(Dataset entries)
# # # #

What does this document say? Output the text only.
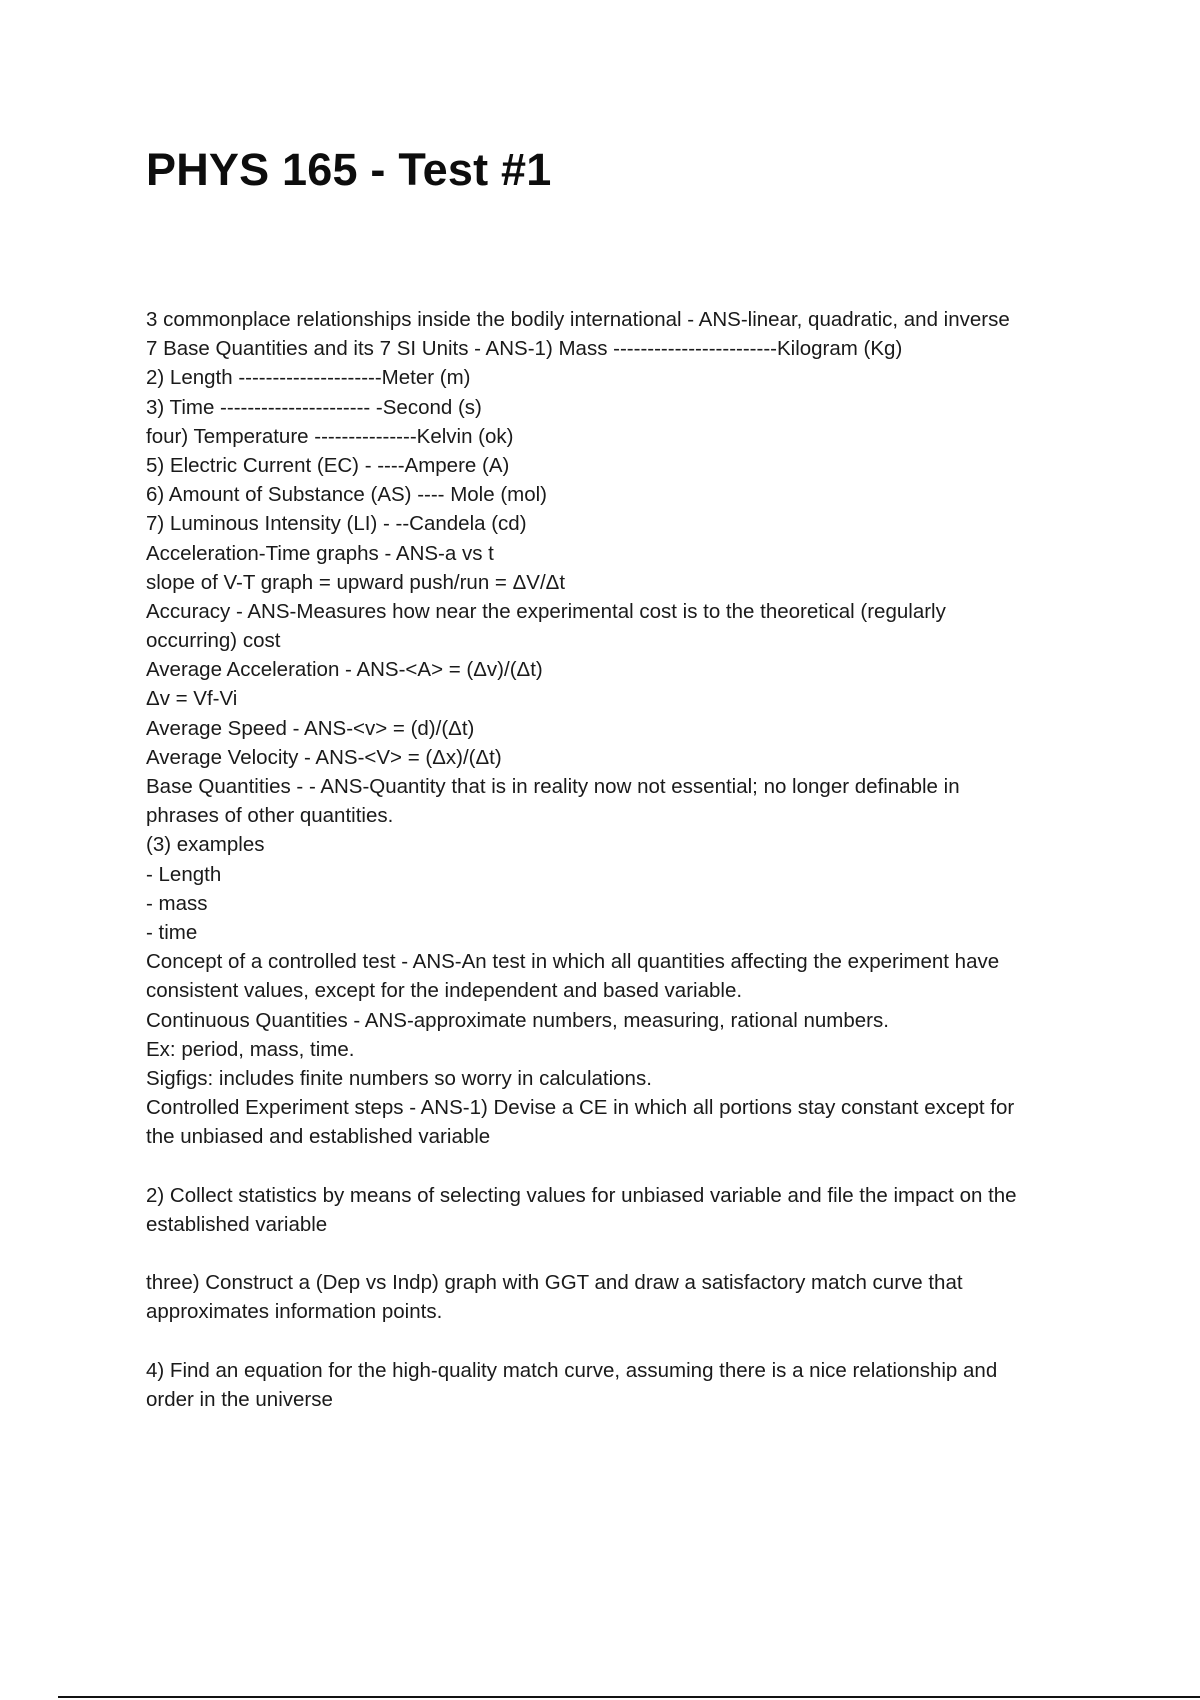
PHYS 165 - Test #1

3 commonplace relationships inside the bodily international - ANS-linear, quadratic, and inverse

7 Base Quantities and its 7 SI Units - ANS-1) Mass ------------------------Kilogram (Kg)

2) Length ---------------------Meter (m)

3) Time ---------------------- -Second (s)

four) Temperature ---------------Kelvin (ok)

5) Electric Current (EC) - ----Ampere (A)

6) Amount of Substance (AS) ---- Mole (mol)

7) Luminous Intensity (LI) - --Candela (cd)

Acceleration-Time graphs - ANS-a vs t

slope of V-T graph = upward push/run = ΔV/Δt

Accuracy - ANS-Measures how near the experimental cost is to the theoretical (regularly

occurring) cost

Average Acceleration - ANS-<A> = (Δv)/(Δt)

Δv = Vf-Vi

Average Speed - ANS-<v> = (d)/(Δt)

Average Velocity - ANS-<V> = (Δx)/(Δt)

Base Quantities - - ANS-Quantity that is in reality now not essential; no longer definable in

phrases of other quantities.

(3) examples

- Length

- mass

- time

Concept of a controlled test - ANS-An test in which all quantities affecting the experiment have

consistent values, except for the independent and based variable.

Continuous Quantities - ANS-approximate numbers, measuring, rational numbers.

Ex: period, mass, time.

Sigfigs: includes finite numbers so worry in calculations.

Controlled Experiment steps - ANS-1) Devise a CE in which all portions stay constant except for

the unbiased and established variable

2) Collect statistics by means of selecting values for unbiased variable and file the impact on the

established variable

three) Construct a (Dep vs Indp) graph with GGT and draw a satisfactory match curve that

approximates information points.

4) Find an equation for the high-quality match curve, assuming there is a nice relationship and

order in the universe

# # # #

- _What to work on_
Show the lines of the material that contain the word "numbers".

- _The output_
Continuous Quantities - ANS-approximate numbers, measuring, rational numbers.
Sigfigs: includes finite numbers so worry in calculations.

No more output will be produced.